Exercise aim: Find every line in the records below that contains the word "Produção", and copy each such line.

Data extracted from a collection

↓

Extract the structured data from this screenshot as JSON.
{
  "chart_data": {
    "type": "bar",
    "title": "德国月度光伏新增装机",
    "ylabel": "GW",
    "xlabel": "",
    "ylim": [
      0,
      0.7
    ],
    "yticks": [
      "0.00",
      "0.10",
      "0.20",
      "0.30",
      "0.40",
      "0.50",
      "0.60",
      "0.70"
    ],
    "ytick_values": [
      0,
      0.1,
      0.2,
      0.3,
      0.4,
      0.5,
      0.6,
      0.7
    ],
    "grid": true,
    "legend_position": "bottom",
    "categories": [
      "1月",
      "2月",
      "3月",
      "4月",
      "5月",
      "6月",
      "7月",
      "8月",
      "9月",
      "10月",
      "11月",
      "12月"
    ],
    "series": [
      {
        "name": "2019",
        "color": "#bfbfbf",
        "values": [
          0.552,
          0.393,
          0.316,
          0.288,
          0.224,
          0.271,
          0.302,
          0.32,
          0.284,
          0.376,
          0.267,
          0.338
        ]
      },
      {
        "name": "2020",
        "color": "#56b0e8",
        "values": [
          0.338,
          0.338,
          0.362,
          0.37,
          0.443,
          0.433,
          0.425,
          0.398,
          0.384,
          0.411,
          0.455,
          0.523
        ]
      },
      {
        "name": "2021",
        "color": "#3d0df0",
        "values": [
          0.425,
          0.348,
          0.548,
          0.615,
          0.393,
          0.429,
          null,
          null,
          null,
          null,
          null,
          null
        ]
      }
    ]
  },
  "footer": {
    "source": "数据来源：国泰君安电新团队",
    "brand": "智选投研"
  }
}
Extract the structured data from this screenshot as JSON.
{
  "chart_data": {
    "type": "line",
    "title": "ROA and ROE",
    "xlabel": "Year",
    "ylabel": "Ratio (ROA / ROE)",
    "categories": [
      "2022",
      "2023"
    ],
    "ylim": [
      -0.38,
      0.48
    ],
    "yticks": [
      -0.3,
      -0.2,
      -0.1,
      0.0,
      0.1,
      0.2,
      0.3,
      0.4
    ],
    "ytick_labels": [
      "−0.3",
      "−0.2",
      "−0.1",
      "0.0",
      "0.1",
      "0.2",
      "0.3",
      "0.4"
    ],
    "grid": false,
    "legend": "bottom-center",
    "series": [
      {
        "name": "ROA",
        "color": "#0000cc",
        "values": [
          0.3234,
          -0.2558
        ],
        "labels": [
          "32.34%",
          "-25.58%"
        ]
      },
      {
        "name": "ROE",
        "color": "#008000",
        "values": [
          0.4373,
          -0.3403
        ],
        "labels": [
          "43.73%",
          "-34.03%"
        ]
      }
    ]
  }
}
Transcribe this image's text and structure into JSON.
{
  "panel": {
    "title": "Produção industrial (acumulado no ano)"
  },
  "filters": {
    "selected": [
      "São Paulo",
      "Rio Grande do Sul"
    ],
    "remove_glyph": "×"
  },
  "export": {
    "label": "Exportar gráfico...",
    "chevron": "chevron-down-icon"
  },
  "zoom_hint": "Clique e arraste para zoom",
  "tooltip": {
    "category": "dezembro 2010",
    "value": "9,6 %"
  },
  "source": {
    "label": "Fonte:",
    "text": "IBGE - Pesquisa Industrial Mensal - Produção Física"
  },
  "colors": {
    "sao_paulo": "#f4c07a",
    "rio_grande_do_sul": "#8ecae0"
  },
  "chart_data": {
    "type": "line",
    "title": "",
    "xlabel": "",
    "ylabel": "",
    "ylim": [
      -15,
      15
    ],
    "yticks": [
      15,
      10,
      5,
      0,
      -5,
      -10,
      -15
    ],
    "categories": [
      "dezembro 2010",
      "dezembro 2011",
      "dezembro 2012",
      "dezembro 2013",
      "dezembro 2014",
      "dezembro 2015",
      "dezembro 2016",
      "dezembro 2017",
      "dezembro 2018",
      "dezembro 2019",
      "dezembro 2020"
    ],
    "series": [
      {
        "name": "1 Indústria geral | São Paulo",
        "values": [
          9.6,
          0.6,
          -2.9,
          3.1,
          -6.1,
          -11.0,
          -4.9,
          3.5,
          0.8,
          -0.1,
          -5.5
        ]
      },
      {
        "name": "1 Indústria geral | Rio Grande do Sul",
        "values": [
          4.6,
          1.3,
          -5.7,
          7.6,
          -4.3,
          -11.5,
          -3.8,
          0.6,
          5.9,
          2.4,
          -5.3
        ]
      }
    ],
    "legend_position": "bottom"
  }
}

↑

The output:
    "title": "Produção industrial (acumulado no ano)"
    "text": "IBGE - Pesquisa Industrial Mensal - Produção Física"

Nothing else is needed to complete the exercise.